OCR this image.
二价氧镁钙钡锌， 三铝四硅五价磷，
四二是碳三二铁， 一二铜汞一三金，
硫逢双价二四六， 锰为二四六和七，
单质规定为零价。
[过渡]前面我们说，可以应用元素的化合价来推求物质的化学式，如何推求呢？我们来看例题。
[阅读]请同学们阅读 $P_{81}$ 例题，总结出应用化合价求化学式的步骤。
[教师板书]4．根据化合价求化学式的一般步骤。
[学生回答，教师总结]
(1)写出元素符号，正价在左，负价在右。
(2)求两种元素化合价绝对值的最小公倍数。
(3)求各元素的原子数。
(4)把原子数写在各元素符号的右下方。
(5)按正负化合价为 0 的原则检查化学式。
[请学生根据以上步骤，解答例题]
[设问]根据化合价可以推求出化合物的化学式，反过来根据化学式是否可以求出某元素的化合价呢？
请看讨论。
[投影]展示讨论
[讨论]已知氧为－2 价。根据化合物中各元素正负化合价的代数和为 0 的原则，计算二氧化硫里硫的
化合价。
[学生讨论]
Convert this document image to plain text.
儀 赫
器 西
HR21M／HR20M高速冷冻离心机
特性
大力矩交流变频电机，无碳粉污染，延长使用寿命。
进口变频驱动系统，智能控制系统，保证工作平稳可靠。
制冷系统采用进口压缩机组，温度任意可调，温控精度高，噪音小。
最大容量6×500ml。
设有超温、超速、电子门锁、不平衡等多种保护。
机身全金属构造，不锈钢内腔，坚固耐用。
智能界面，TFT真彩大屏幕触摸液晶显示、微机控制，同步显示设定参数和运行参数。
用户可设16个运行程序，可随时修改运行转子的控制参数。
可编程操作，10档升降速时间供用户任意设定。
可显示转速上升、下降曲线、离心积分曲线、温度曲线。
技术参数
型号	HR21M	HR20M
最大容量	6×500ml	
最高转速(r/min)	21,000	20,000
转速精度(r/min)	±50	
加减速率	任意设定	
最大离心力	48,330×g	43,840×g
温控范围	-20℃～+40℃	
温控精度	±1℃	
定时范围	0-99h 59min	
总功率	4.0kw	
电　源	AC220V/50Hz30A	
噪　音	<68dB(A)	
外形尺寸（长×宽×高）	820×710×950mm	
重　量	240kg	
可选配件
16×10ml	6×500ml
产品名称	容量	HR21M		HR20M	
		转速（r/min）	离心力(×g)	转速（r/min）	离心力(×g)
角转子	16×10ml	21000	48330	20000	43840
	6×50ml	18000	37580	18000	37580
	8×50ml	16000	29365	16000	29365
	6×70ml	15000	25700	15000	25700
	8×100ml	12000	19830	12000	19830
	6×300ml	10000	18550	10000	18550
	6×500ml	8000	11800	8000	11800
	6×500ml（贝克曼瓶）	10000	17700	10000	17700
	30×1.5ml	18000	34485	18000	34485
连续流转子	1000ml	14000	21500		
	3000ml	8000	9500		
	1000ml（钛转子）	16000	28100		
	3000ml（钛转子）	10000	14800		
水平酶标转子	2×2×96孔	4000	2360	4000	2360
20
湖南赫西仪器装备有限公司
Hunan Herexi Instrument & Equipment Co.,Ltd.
--------
The exercise:
Gather each line in the data that holds the string "this".

The output:
OCR this image.
Convert this document image to plain text.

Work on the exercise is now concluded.